# Task description
Assemble all lines in which the string "Space" appears.

-- Records provided start --

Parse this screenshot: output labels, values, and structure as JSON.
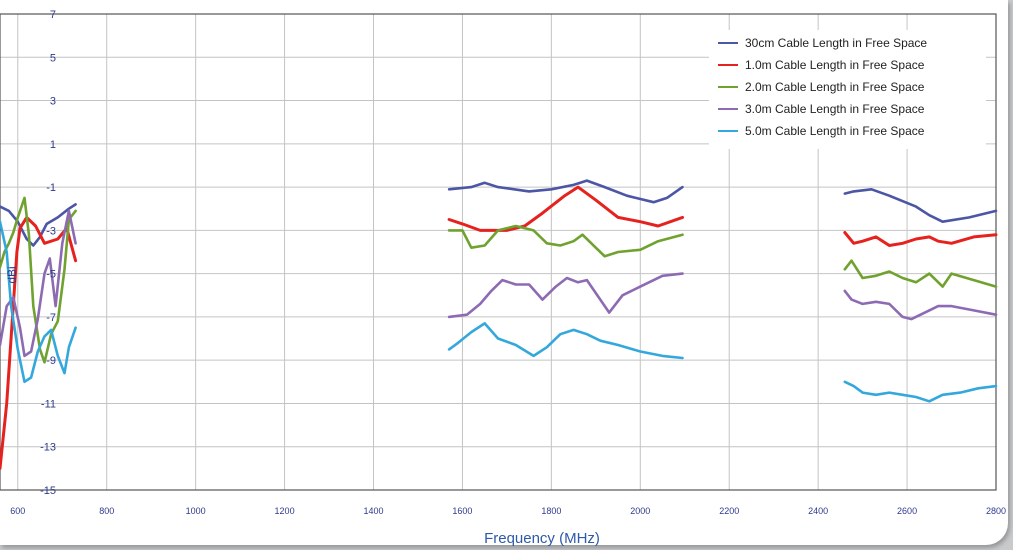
{
  "chart_data": {
    "type": "line",
    "title": "",
    "xlabel": "Frequency (MHz)",
    "ylabel": "dBi",
    "xlim": [
      560,
      2800
    ],
    "ylim": [
      -15,
      7
    ],
    "x_ticks": [
      600,
      800,
      1000,
      1200,
      1400,
      1600,
      1800,
      2000,
      2200,
      2400,
      2600,
      2800
    ],
    "y_ticks": [
      7,
      5,
      3,
      1,
      -1,
      -3,
      -5,
      -7,
      -9,
      -11,
      -13,
      -15
    ],
    "grid": true,
    "legend_position": "top-right",
    "series": [
      {
        "name": "30cm Cable Length in Free Space",
        "color": "#4b56a5",
        "segments": [
          [
            [
              560,
              -1.9
            ],
            [
              580,
              -2.1
            ],
            [
              600,
              -2.6
            ],
            [
              620,
              -3.4
            ],
            [
              635,
              -3.7
            ],
            [
              650,
              -3.3
            ],
            [
              665,
              -2.7
            ],
            [
              690,
              -2.4
            ],
            [
              715,
              -2.0
            ],
            [
              730,
              -1.8
            ]
          ],
          [
            [
              1570,
              -1.1
            ],
            [
              1620,
              -1.0
            ],
            [
              1650,
              -0.8
            ],
            [
              1680,
              -1.0
            ],
            [
              1750,
              -1.2
            ],
            [
              1800,
              -1.1
            ],
            [
              1850,
              -0.9
            ],
            [
              1880,
              -0.7
            ],
            [
              1920,
              -1.0
            ],
            [
              1970,
              -1.4
            ],
            [
              2030,
              -1.7
            ],
            [
              2060,
              -1.5
            ],
            [
              2095,
              -1.0
            ]
          ],
          [
            [
              2460,
              -1.3
            ],
            [
              2480,
              -1.2
            ],
            [
              2520,
              -1.1
            ],
            [
              2560,
              -1.4
            ],
            [
              2620,
              -1.9
            ],
            [
              2650,
              -2.3
            ],
            [
              2680,
              -2.6
            ],
            [
              2740,
              -2.4
            ],
            [
              2800,
              -2.1
            ]
          ]
        ]
      },
      {
        "name": "1.0m Cable Length in Free Space",
        "color": "#e6221e",
        "segments": [
          [
            [
              560,
              -14.0
            ],
            [
              575,
              -11.0
            ],
            [
              588,
              -7.0
            ],
            [
              598,
              -4.0
            ],
            [
              605,
              -2.9
            ],
            [
              620,
              -2.4
            ],
            [
              640,
              -2.8
            ],
            [
              660,
              -3.6
            ],
            [
              690,
              -3.4
            ],
            [
              710,
              -2.9
            ],
            [
              730,
              -4.4
            ]
          ],
          [
            [
              1570,
              -2.5
            ],
            [
              1600,
              -2.7
            ],
            [
              1640,
              -3.0
            ],
            [
              1700,
              -3.0
            ],
            [
              1740,
              -2.8
            ],
            [
              1780,
              -2.2
            ],
            [
              1830,
              -1.4
            ],
            [
              1860,
              -1.0
            ],
            [
              1900,
              -1.6
            ],
            [
              1950,
              -2.4
            ],
            [
              2000,
              -2.6
            ],
            [
              2040,
              -2.8
            ],
            [
              2095,
              -2.4
            ]
          ],
          [
            [
              2460,
              -3.1
            ],
            [
              2480,
              -3.6
            ],
            [
              2500,
              -3.5
            ],
            [
              2530,
              -3.3
            ],
            [
              2560,
              -3.7
            ],
            [
              2590,
              -3.6
            ],
            [
              2620,
              -3.4
            ],
            [
              2650,
              -3.3
            ],
            [
              2670,
              -3.5
            ],
            [
              2700,
              -3.6
            ],
            [
              2750,
              -3.3
            ],
            [
              2800,
              -3.2
            ]
          ]
        ]
      },
      {
        "name": "2.0m Cable Length in Free Space",
        "color": "#6fa22e",
        "segments": [
          [
            [
              560,
              -4.7
            ],
            [
              570,
              -4.0
            ],
            [
              580,
              -3.6
            ],
            [
              590,
              -3.1
            ],
            [
              600,
              -2.4
            ],
            [
              615,
              -1.5
            ],
            [
              625,
              -3.2
            ],
            [
              635,
              -6.5
            ],
            [
              650,
              -8.5
            ],
            [
              660,
              -9.1
            ],
            [
              675,
              -7.8
            ],
            [
              690,
              -7.2
            ],
            [
              705,
              -4.8
            ],
            [
              715,
              -2.5
            ],
            [
              730,
              -2.1
            ]
          ],
          [
            [
              1570,
              -3.0
            ],
            [
              1600,
              -3.0
            ],
            [
              1620,
              -3.8
            ],
            [
              1650,
              -3.7
            ],
            [
              1680,
              -3.0
            ],
            [
              1720,
              -2.8
            ],
            [
              1760,
              -3.0
            ],
            [
              1790,
              -3.6
            ],
            [
              1820,
              -3.7
            ],
            [
              1850,
              -3.5
            ],
            [
              1870,
              -3.2
            ],
            [
              1900,
              -3.8
            ],
            [
              1920,
              -4.2
            ],
            [
              1950,
              -4.0
            ],
            [
              2000,
              -3.9
            ],
            [
              2040,
              -3.5
            ],
            [
              2095,
              -3.2
            ]
          ],
          [
            [
              2460,
              -4.8
            ],
            [
              2475,
              -4.4
            ],
            [
              2500,
              -5.2
            ],
            [
              2530,
              -5.1
            ],
            [
              2560,
              -4.9
            ],
            [
              2590,
              -5.2
            ],
            [
              2620,
              -5.4
            ],
            [
              2650,
              -5.0
            ],
            [
              2680,
              -5.6
            ],
            [
              2700,
              -5.0
            ],
            [
              2750,
              -5.3
            ],
            [
              2800,
              -5.6
            ]
          ]
        ]
      },
      {
        "name": "3.0m Cable Length in Free Space",
        "color": "#8d6bb3",
        "segments": [
          [
            [
              560,
              -8.3
            ],
            [
              575,
              -6.5
            ],
            [
              590,
              -6.1
            ],
            [
              605,
              -7.5
            ],
            [
              615,
              -8.8
            ],
            [
              630,
              -8.6
            ],
            [
              645,
              -7.1
            ],
            [
              660,
              -5.0
            ],
            [
              672,
              -4.3
            ],
            [
              685,
              -6.5
            ],
            [
              700,
              -3.6
            ],
            [
              715,
              -2.1
            ],
            [
              730,
              -3.6
            ]
          ],
          [
            [
              1570,
              -7.0
            ],
            [
              1610,
              -6.9
            ],
            [
              1640,
              -6.4
            ],
            [
              1665,
              -5.8
            ],
            [
              1690,
              -5.3
            ],
            [
              1720,
              -5.5
            ],
            [
              1750,
              -5.5
            ],
            [
              1780,
              -6.2
            ],
            [
              1810,
              -5.6
            ],
            [
              1835,
              -5.2
            ],
            [
              1860,
              -5.4
            ],
            [
              1880,
              -5.3
            ],
            [
              1910,
              -6.2
            ],
            [
              1930,
              -6.8
            ],
            [
              1960,
              -6.0
            ],
            [
              2000,
              -5.6
            ],
            [
              2050,
              -5.1
            ],
            [
              2095,
              -5.0
            ]
          ],
          [
            [
              2460,
              -5.8
            ],
            [
              2475,
              -6.2
            ],
            [
              2500,
              -6.4
            ],
            [
              2530,
              -6.3
            ],
            [
              2560,
              -6.4
            ],
            [
              2590,
              -7.0
            ],
            [
              2610,
              -7.1
            ],
            [
              2640,
              -6.8
            ],
            [
              2670,
              -6.5
            ],
            [
              2700,
              -6.5
            ],
            [
              2750,
              -6.7
            ],
            [
              2800,
              -6.9
            ]
          ]
        ]
      },
      {
        "name": "5.0m Cable Length in Free Space",
        "color": "#34a8dc",
        "segments": [
          [
            [
              560,
              -2.6
            ],
            [
              575,
              -4.0
            ],
            [
              585,
              -6.5
            ],
            [
              600,
              -8.5
            ],
            [
              615,
              -10.0
            ],
            [
              630,
              -9.8
            ],
            [
              645,
              -8.6
            ],
            [
              660,
              -7.9
            ],
            [
              675,
              -7.6
            ],
            [
              690,
              -8.8
            ],
            [
              705,
              -9.6
            ],
            [
              715,
              -8.4
            ],
            [
              730,
              -7.5
            ]
          ],
          [
            [
              1570,
              -8.5
            ],
            [
              1590,
              -8.2
            ],
            [
              1620,
              -7.7
            ],
            [
              1650,
              -7.3
            ],
            [
              1680,
              -8.0
            ],
            [
              1720,
              -8.3
            ],
            [
              1760,
              -8.8
            ],
            [
              1790,
              -8.4
            ],
            [
              1820,
              -7.8
            ],
            [
              1850,
              -7.6
            ],
            [
              1880,
              -7.8
            ],
            [
              1910,
              -8.1
            ],
            [
              1950,
              -8.3
            ],
            [
              2000,
              -8.6
            ],
            [
              2050,
              -8.8
            ],
            [
              2095,
              -8.9
            ]
          ],
          [
            [
              2460,
              -10.0
            ],
            [
              2480,
              -10.2
            ],
            [
              2500,
              -10.5
            ],
            [
              2530,
              -10.6
            ],
            [
              2560,
              -10.5
            ],
            [
              2590,
              -10.6
            ],
            [
              2620,
              -10.7
            ],
            [
              2650,
              -10.9
            ],
            [
              2680,
              -10.6
            ],
            [
              2720,
              -10.5
            ],
            [
              2760,
              -10.3
            ],
            [
              2800,
              -10.2
            ]
          ]
        ]
      }
    ]
  }
}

-- Records provided end --

# Solved problem
        "name": "30cm Cable Length in Free Space",
        "name": "1.0m Cable Length in Free Space",
        "name": "2.0m Cable Length in Free Space",
        "name": "3.0m Cable Length in Free Space",
        "name": "5.0m Cable Length in Free Space",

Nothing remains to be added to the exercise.